Excerpt from a dataset:
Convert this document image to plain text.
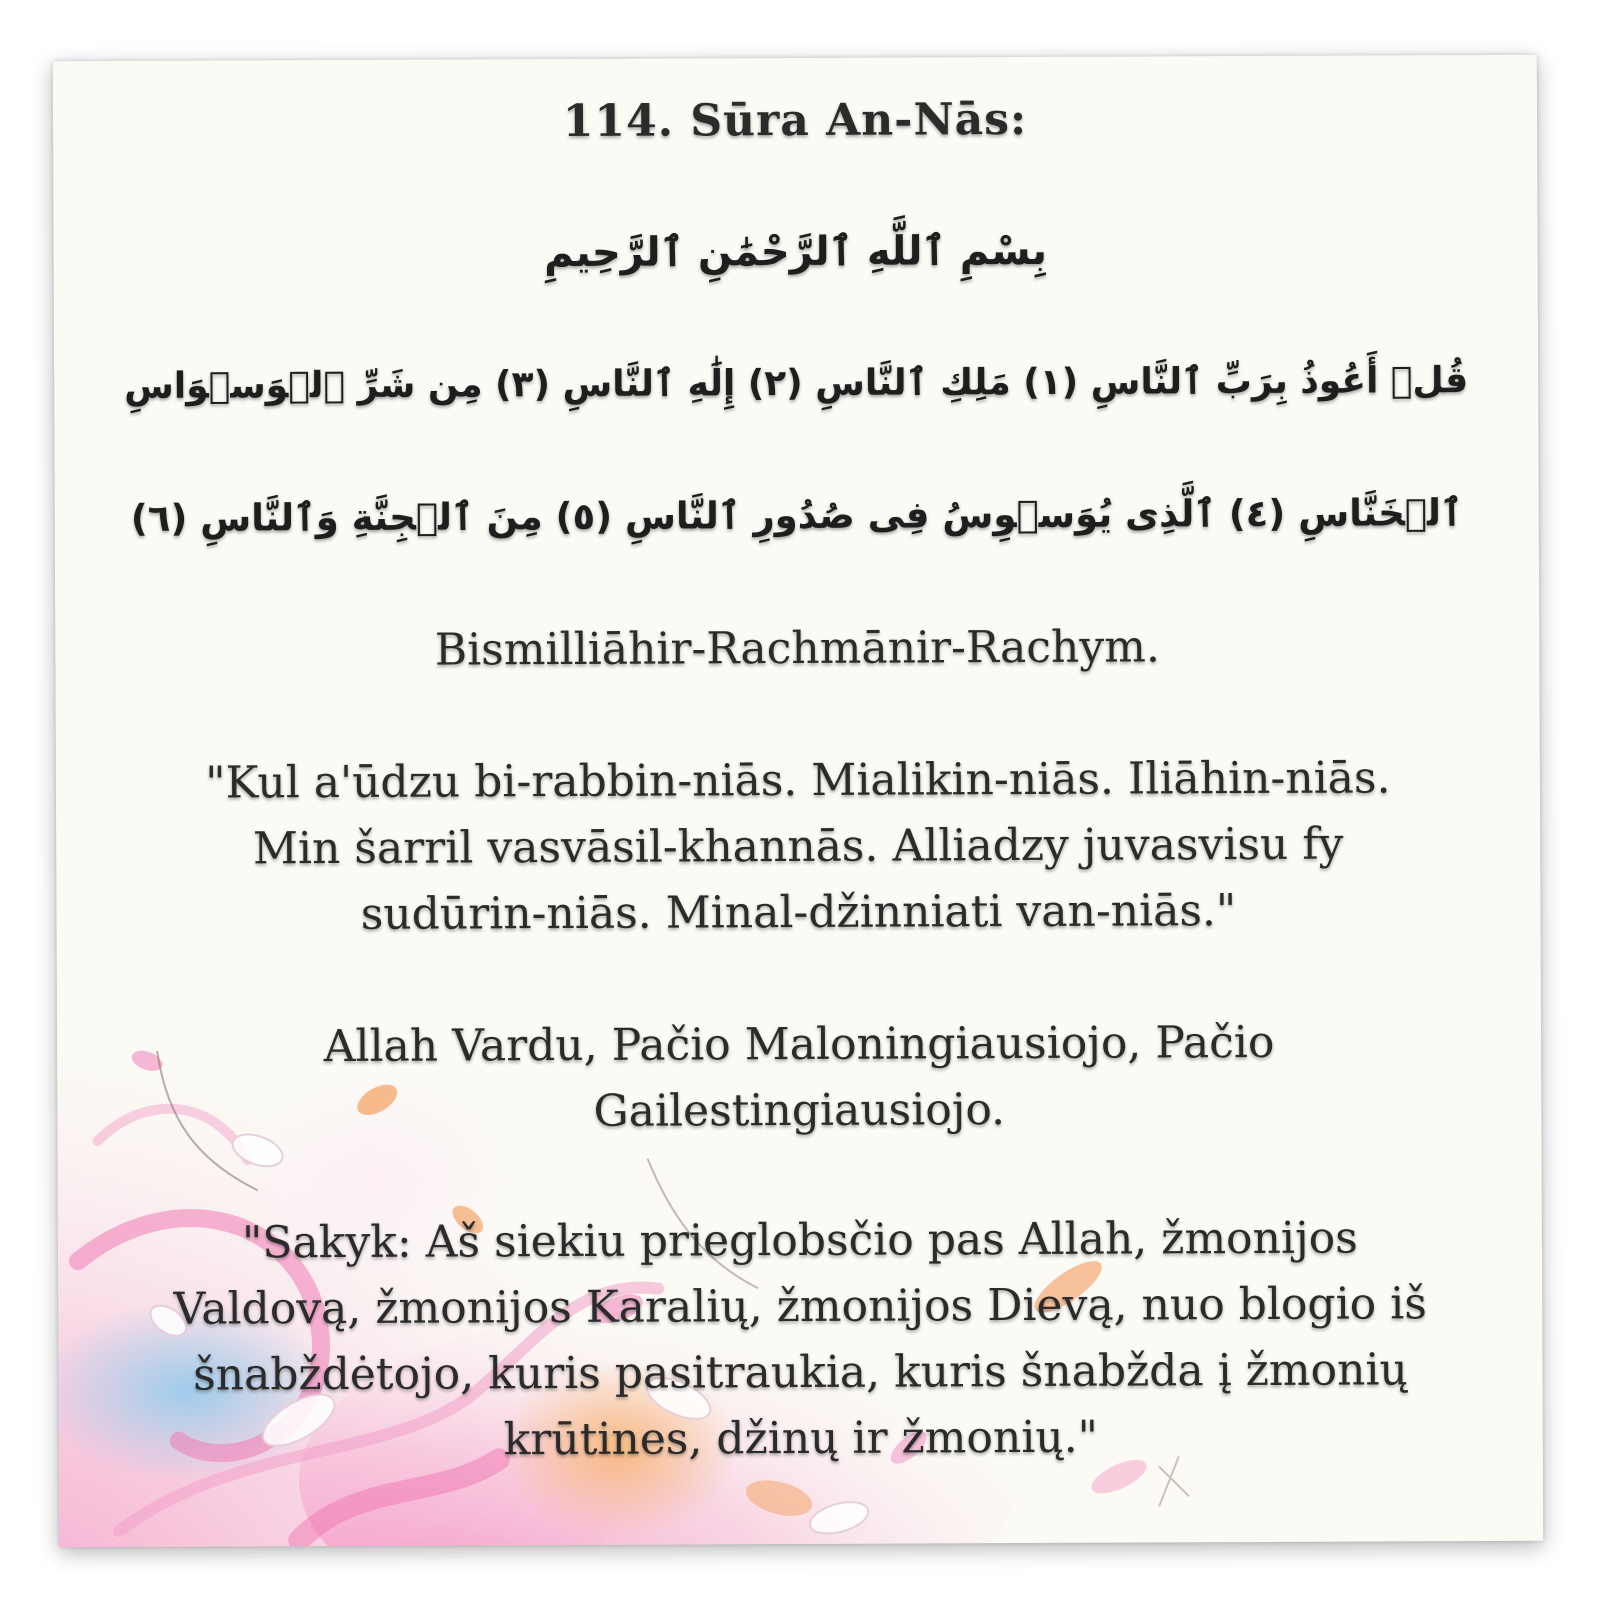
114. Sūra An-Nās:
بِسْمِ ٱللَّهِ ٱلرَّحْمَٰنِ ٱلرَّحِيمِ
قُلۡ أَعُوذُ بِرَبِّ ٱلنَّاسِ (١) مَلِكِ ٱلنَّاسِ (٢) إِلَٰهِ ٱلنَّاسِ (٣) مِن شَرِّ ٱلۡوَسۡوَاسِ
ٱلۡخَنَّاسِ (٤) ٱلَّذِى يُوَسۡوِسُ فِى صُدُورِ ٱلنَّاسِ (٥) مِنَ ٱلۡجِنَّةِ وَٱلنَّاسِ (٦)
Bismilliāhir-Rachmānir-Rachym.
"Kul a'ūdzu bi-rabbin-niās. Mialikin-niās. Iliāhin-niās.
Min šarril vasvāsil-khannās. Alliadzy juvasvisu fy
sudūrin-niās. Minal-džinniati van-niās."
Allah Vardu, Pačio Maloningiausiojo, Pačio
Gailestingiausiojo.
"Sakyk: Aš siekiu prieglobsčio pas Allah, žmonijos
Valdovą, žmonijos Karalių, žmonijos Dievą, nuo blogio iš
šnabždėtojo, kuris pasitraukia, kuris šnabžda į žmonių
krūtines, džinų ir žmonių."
---
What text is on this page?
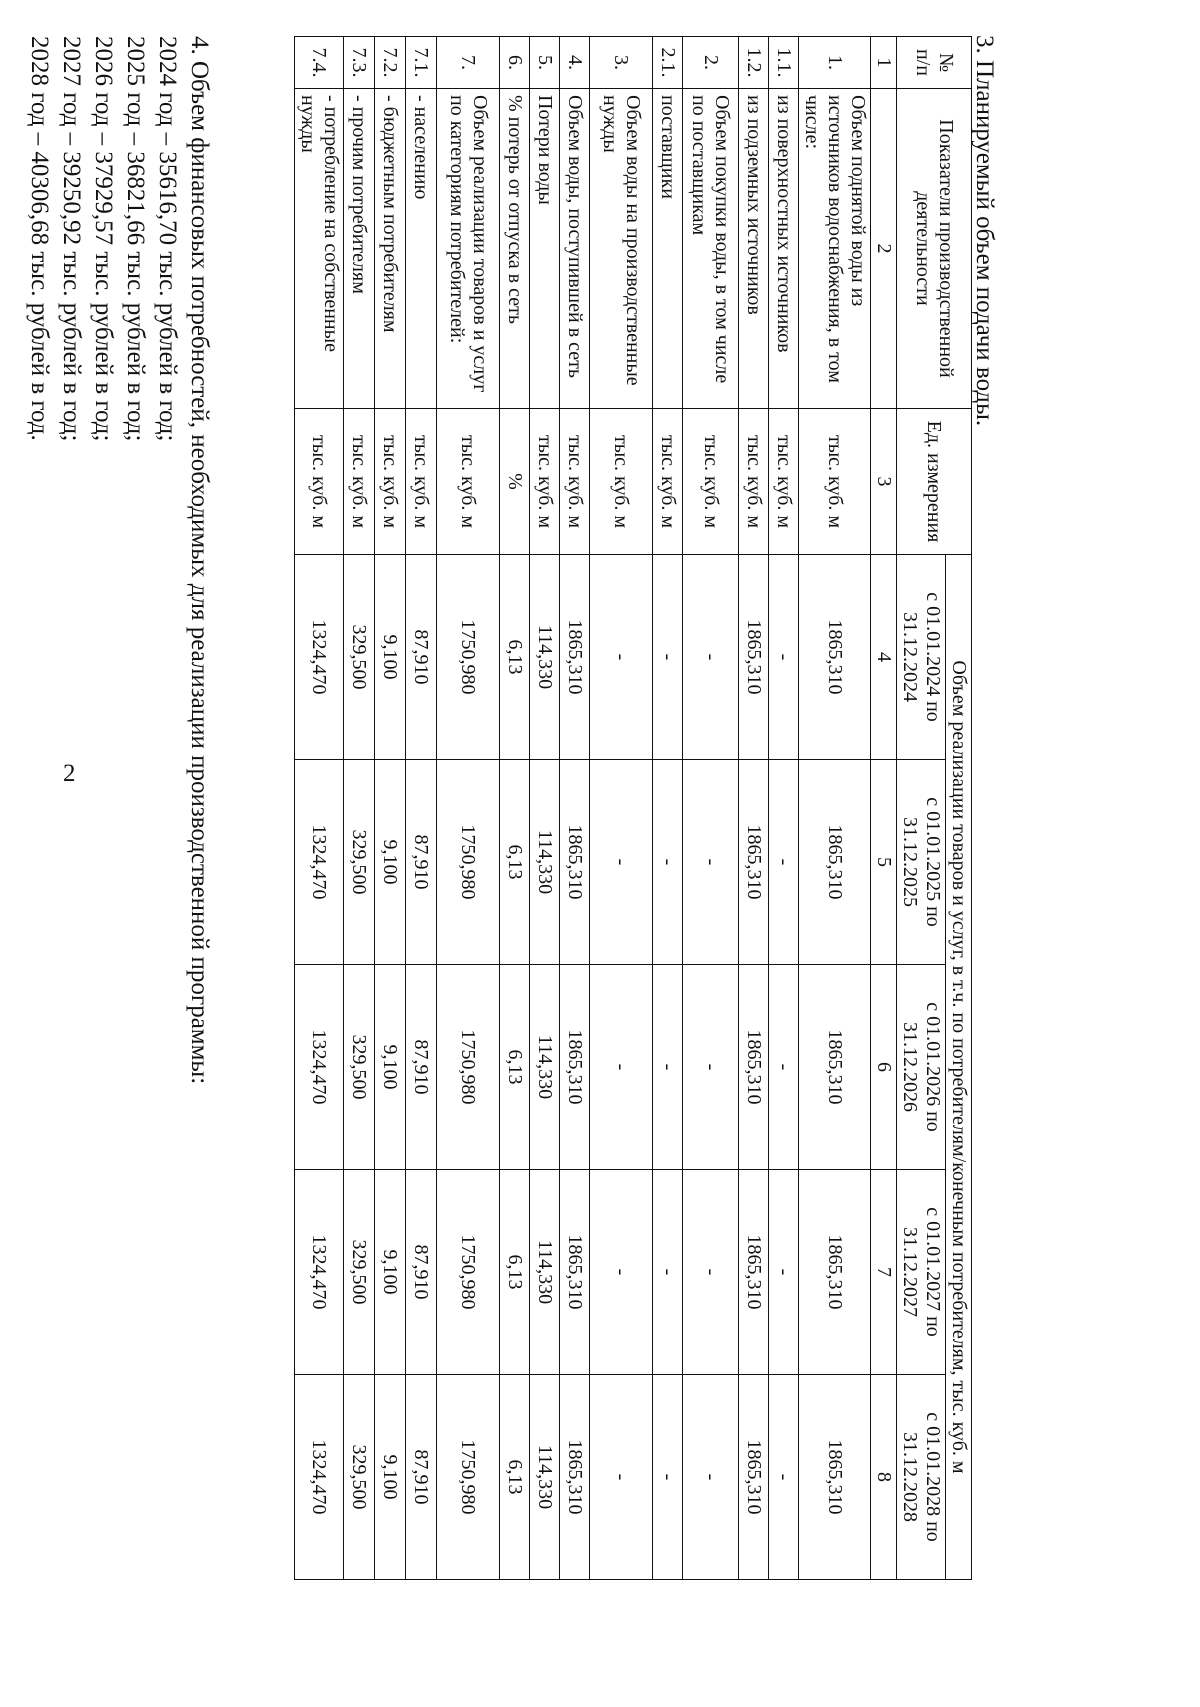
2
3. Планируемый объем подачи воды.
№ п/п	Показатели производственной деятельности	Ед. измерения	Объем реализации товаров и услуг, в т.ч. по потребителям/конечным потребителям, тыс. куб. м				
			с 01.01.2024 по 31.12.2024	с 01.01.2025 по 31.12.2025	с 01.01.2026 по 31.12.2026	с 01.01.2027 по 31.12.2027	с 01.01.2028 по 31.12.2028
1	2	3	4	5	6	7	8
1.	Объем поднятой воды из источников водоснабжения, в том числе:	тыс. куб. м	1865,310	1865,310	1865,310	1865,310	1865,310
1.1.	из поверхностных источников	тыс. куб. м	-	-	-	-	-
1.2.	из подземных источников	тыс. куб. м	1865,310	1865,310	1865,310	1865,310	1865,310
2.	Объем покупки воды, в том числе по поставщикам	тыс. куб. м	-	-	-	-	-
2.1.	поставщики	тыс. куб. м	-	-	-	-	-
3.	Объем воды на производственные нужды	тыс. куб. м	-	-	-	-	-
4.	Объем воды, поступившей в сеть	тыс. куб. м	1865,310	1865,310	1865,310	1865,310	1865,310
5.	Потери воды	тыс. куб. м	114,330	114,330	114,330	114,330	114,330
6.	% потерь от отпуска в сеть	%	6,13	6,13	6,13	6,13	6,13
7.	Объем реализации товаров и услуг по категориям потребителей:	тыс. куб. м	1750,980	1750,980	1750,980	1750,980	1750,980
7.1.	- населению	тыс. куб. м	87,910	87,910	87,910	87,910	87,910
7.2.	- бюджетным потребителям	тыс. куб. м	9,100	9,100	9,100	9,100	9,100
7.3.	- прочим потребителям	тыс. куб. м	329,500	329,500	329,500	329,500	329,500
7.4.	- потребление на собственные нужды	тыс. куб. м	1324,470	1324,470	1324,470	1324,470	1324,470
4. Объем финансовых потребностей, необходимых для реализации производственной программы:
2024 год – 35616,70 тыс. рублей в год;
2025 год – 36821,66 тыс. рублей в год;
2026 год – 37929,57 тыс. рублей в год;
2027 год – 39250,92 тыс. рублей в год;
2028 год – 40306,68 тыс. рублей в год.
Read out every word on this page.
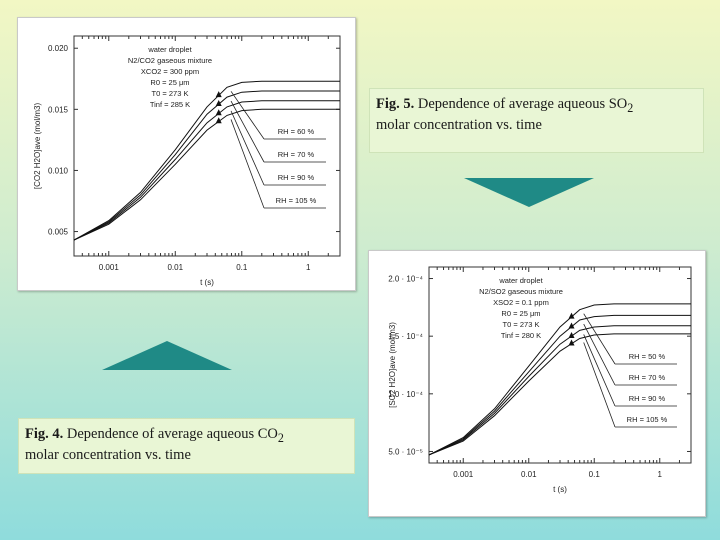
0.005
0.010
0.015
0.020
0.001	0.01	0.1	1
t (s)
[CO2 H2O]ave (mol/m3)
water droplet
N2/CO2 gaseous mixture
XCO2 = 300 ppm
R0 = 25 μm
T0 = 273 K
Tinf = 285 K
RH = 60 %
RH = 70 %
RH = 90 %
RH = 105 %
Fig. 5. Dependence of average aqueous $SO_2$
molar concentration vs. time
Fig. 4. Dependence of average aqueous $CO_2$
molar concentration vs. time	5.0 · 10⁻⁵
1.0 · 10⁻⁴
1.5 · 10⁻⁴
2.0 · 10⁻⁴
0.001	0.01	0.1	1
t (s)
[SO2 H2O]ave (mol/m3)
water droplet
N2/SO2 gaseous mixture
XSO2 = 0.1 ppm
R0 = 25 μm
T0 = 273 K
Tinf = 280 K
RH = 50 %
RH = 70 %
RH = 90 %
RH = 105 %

Written problem:
Report each line of the material above where the word "производственной" appears.

Solved exercise:
№ п/п	Показатели производственной деятельности	Ед. измерения	Объем реализации товаров и услуг, в т.ч. по потребителям/конечным потребителям, тыс. куб. м				
4. Объем финансовых потребностей, необходимых для реализации производственной программы:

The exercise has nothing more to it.